▸ EXERCISE PROMPT
List the lines of this listing that hold the word "JAWA".

### EXERCISE MATERIAL

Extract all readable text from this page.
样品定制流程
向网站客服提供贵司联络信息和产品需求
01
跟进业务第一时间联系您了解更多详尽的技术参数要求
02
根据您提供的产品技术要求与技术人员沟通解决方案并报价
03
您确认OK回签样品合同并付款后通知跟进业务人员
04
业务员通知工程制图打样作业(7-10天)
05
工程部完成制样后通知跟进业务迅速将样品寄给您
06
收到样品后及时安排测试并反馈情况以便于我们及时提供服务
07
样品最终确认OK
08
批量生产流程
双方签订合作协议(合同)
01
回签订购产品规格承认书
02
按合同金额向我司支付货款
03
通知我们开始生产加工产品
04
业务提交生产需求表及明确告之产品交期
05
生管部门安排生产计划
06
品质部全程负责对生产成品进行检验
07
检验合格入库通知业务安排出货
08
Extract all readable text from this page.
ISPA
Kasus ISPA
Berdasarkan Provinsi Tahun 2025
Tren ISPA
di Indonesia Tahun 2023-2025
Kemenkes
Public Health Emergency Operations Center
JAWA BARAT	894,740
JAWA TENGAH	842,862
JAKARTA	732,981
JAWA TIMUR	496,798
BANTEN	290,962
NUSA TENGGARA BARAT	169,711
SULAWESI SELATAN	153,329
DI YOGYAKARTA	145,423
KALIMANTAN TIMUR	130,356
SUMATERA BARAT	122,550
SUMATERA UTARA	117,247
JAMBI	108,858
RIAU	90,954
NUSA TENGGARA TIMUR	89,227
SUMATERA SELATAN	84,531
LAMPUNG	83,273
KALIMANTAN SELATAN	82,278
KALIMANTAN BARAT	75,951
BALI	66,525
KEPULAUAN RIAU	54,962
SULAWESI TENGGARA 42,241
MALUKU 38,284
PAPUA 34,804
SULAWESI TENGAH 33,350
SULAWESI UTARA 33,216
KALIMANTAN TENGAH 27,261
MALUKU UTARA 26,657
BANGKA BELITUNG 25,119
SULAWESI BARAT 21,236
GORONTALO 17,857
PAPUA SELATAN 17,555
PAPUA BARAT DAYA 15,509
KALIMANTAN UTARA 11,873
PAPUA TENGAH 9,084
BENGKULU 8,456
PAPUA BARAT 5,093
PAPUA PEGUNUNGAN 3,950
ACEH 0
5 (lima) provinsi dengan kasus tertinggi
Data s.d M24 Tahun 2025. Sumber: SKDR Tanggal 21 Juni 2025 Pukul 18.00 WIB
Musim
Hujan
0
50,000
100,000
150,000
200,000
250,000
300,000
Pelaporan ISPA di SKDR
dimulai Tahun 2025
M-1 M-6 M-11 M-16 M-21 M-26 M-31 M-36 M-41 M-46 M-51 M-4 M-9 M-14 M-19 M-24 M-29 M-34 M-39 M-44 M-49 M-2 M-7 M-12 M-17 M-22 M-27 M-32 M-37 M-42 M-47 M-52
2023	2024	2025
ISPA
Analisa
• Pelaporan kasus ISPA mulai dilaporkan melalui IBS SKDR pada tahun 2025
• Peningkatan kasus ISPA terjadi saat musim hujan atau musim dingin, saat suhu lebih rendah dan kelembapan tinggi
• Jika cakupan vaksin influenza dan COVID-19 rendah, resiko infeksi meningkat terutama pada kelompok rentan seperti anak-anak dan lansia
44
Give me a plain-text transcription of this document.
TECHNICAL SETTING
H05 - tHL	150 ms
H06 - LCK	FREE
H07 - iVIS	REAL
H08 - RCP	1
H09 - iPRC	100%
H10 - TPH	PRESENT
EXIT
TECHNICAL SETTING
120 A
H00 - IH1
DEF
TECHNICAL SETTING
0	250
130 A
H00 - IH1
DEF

######

▸ EXPECTED ANSWER
JAWA BARAT	894,740
JAWA TENGAH	842,862
JAWA TIMUR	496,798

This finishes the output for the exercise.